### Set problem
Copy the material that follows word for word and omit its pictures.

[Lines of data]
Begin
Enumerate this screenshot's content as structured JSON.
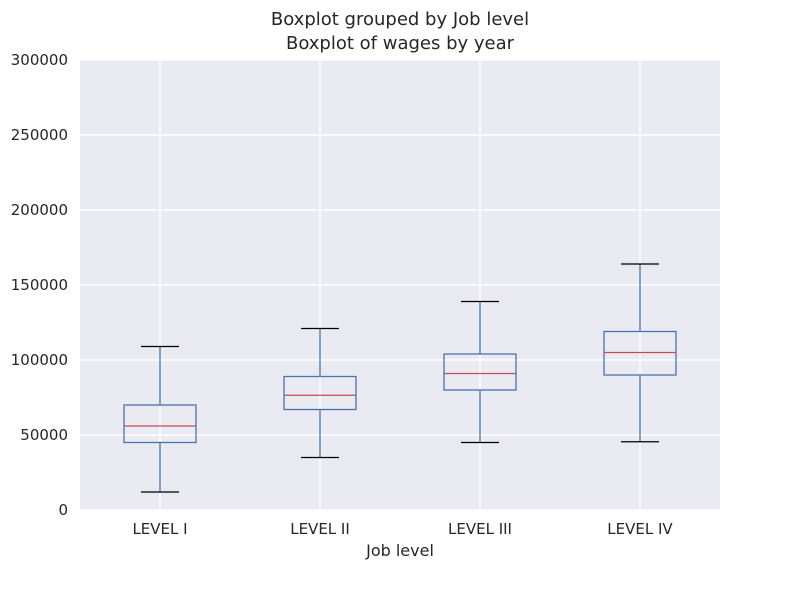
{
  "chart_data": {
    "type": "boxplot",
    "title": "Boxplot grouped by Job level",
    "subtitle": "Boxplot of wages by year",
    "xlabel": "Job level",
    "ylabel": "",
    "ylim": [
      0,
      300000
    ],
    "yticks": [
      "0",
      "50000",
      "100000",
      "150000",
      "200000",
      "250000",
      "300000"
    ],
    "categories": [
      "LEVEL I",
      "LEVEL II",
      "LEVEL III",
      "LEVEL IV"
    ],
    "boxes": [
      {
        "category": "LEVEL I",
        "whisker_low": 12000,
        "q1": 45000,
        "median": 56000,
        "q3": 70000,
        "whisker_high": 109000
      },
      {
        "category": "LEVEL II",
        "whisker_low": 35000,
        "q1": 67000,
        "median": 76500,
        "q3": 89000,
        "whisker_high": 121000
      },
      {
        "category": "LEVEL III",
        "whisker_low": 45000,
        "q1": 80000,
        "median": 91000,
        "q3": 104000,
        "whisker_high": 139000
      },
      {
        "category": "LEVEL IV",
        "whisker_low": 45500,
        "q1": 90000,
        "median": 105000,
        "q3": 119000,
        "whisker_high": 164000
      }
    ],
    "grid": true,
    "colors": {
      "background": "#eaeaf2",
      "grid": "#ffffff",
      "box": "#4c72b0",
      "median": "#c44e52",
      "cap": "#000000"
    }
  }
}
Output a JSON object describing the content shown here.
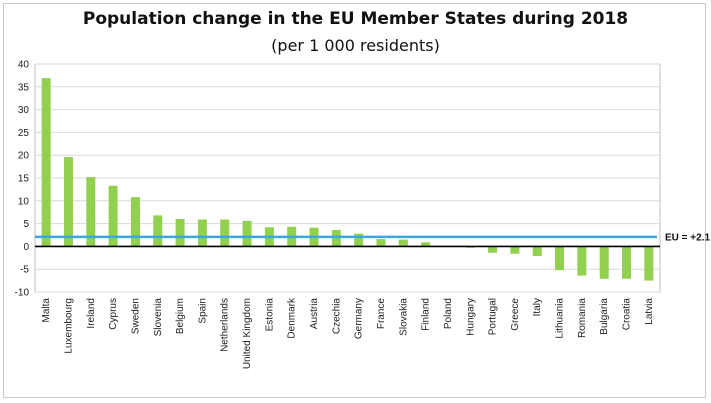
{
  "chart_data": {
    "type": "bar",
    "title": "Population change in the EU Member States during 2018",
    "subtitle": "(per 1 000 residents)",
    "xlabel": "",
    "ylabel": "",
    "ylim": [
      -10,
      40
    ],
    "yticks": [
      40,
      35,
      30,
      25,
      20,
      15,
      10,
      5,
      0,
      -5,
      -10
    ],
    "grid": true,
    "categories": [
      "Malta",
      "Luxembourg",
      "Ireland",
      "Cyprus",
      "Sweden",
      "Slovenia",
      "Belgium",
      "Spain",
      "Netherlands",
      "United Kingdom",
      "Estonia",
      "Denmark",
      "Austria",
      "Czechia",
      "Germany",
      "France",
      "Slovakia",
      "Finland",
      "Poland",
      "Hungary",
      "Portugal",
      "Greece",
      "Italy",
      "Lithuania",
      "Romania",
      "Bulgaria",
      "Croatia",
      "Latvia"
    ],
    "values": [
      36.9,
      19.6,
      15.2,
      13.3,
      10.8,
      6.8,
      6.0,
      5.9,
      5.9,
      5.6,
      4.2,
      4.3,
      4.1,
      3.6,
      2.8,
      1.6,
      1.5,
      0.9,
      0.0,
      -0.3,
      -1.4,
      -1.6,
      -2.1,
      -5.2,
      -6.4,
      -7.1,
      -7.1,
      -7.5
    ],
    "bar_color": "#92d050",
    "reference_line": {
      "label": "EU = +2.1",
      "value": 2.1,
      "color": "#3aa7e0"
    }
  }
}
End
### Solution to the problem
Enumerate this screenshot's content as structured JSON.
{
  "chart_data": {
    "type": "boxplot",
    "title": "Boxplot grouped by Job level",
    "subtitle": "Boxplot of wages by year",
    "xlabel": "Job level",
    "ylabel": "",
    "ylim": [
      0,
      300000
    ],
    "yticks": [
      "0",
      "50000",
      "100000",
      "150000",
      "200000",
      "250000",
      "300000"
    ],
    "categories": [
      "LEVEL I",
      "LEVEL II",
      "LEVEL III",
      "LEVEL IV"
    ],
    "boxes": [
      {
        "category": "LEVEL I",
        "whisker_low": 12000,
        "q1": 45000,
        "median": 56000,
        "q3": 70000,
        "whisker_high": 109000
      },
      {
        "category": "LEVEL II",
        "whisker_low": 35000,
        "q1": 67000,
        "median": 76500,
        "q3": 89000,
        "whisker_high": 121000
      },
      {
        "category": "LEVEL III",
        "whisker_low": 45000,
        "q1": 80000,
        "median": 91000,
        "q3": 104000,
        "whisker_high": 139000
      },
      {
        "category": "LEVEL IV",
        "whisker_low": 45500,
        "q1": 90000,
        "median": 105000,
        "q3": 119000,
        "whisker_high": 164000
      }
    ],
    "grid": true,
    "colors": {
      "background": "#eaeaf2",
      "grid": "#ffffff",
      "box": "#4c72b0",
      "median": "#c44e52",
      "cap": "#000000"
    }
  }
}
Output a JSON object describing the content shown here.
{
  "chart_data": {
    "type": "bar",
    "title": "Population change in the EU Member States during 2018",
    "subtitle": "(per 1 000 residents)",
    "xlabel": "",
    "ylabel": "",
    "ylim": [
      -10,
      40
    ],
    "yticks": [
      40,
      35,
      30,
      25,
      20,
      15,
      10,
      5,
      0,
      -5,
      -10
    ],
    "grid": true,
    "categories": [
      "Malta",
      "Luxembourg",
      "Ireland",
      "Cyprus",
      "Sweden",
      "Slovenia",
      "Belgium",
      "Spain",
      "Netherlands",
      "United Kingdom",
      "Estonia",
      "Denmark",
      "Austria",
      "Czechia",
      "Germany",
      "France",
      "Slovakia",
      "Finland",
      "Poland",
      "Hungary",
      "Portugal",
      "Greece",
      "Italy",
      "Lithuania",
      "Romania",
      "Bulgaria",
      "Croatia",
      "Latvia"
    ],
    "values": [
      36.9,
      19.6,
      15.2,
      13.3,
      10.8,
      6.8,
      6.0,
      5.9,
      5.9,
      5.6,
      4.2,
      4.3,
      4.1,
      3.6,
      2.8,
      1.6,
      1.5,
      0.9,
      0.0,
      -0.3,
      -1.4,
      -1.6,
      -2.1,
      -5.2,
      -6.4,
      -7.1,
      -7.1,
      -7.5
    ],
    "bar_color": "#92d050",
    "reference_line": {
      "label": "EU = +2.1",
      "value": 2.1,
      "color": "#3aa7e0"
    }
  }
}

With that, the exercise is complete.